Records from a collection of figures:
↓↓↓

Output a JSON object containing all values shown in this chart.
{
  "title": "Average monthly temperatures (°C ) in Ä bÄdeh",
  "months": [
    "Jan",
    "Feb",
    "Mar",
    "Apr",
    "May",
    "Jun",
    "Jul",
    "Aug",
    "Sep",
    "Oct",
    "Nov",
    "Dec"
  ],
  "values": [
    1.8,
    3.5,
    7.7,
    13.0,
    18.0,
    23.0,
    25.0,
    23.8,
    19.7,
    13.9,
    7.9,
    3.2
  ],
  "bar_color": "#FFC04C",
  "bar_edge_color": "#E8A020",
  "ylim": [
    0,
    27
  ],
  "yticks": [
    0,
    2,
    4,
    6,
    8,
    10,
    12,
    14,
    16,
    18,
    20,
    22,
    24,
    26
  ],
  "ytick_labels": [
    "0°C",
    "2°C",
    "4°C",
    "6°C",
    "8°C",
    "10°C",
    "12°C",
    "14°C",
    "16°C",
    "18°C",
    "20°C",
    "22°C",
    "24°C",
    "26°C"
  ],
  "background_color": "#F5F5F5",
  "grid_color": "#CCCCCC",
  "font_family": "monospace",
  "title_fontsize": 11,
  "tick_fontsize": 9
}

↑↑↑

WHAT THIS TASK INVOLVES:
Write out the data again, exactly and in full.

TASK RESULT:
Output a JSON object containing all values shown in this chart.
{
  "title": "Average monthly temperatures (°C ) in Ä bÄdeh",
  "months": [
    "Jan",
    "Feb",
    "Mar",
    "Apr",
    "May",
    "Jun",
    "Jul",
    "Aug",
    "Sep",
    "Oct",
    "Nov",
    "Dec"
  ],
  "values": [
    1.8,
    3.5,
    7.7,
    13.0,
    18.0,
    23.0,
    25.0,
    23.8,
    19.7,
    13.9,
    7.9,
    3.2
  ],
  "bar_color": "#FFC04C",
  "bar_edge_color": "#E8A020",
  "ylim": [
    0,
    27
  ],
  "yticks": [
    0,
    2,
    4,
    6,
    8,
    10,
    12,
    14,
    16,
    18,
    20,
    22,
    24,
    26
  ],
  "ytick_labels": [
    "0°C",
    "2°C",
    "4°C",
    "6°C",
    "8°C",
    "10°C",
    "12°C",
    "14°C",
    "16°C",
    "18°C",
    "20°C",
    "22°C",
    "24°C",
    "26°C"
  ],
  "background_color": "#F5F5F5",
  "grid_color": "#CCCCCC",
  "font_family": "monospace",
  "title_fontsize": 11,
  "tick_fontsize": 9
}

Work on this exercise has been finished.